##### Material for this exercise #####

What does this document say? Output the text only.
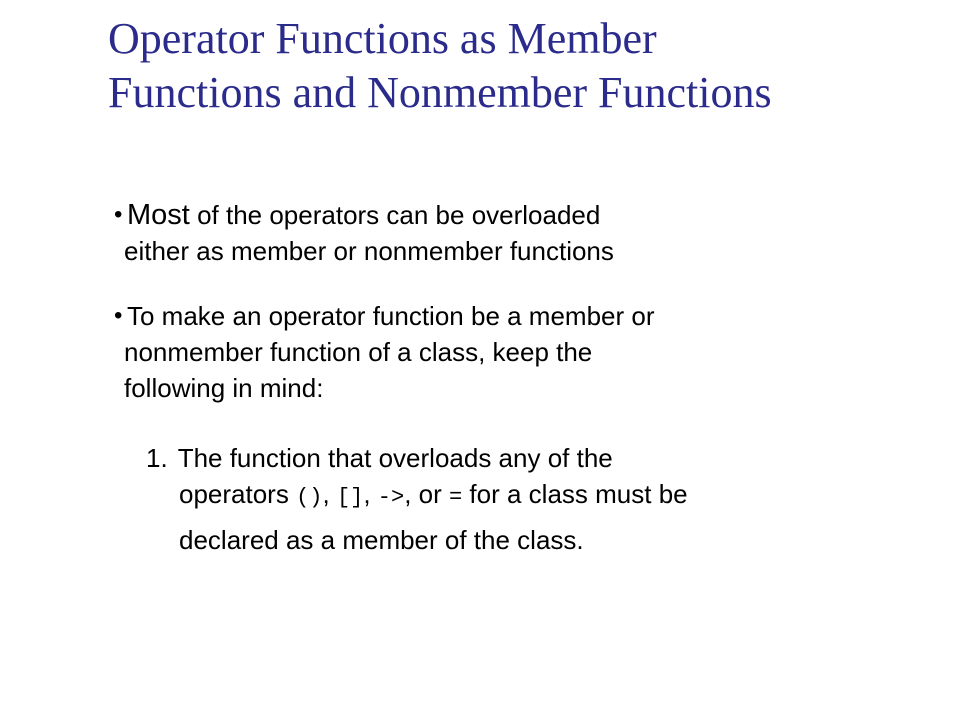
Operator Functions as Member
Functions and Nonmember Functions
• Most of the operators can be overloaded
either as member or nonmember functions
• To make an operator function be a member or
nonmember function of a class, keep the
following in mind:
1. The function that overloads any of the
operators (), [], ->, or = for a class must be
declared as a member of the class.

#####

Requirements: Retype the entries word for word. Omit any images.

Response to the exercise:
What does this document say? Output the text only.
Operator Functions as Member
Functions and Nonmember Functions
• Most of the operators can be overloaded
either as member or nonmember functions
• To make an operator function be a member or
nonmember function of a class, keep the
following in mind:
1. The function that overloads any of the
operators (), [], ->, or = for a class must be
declared as a member of the class.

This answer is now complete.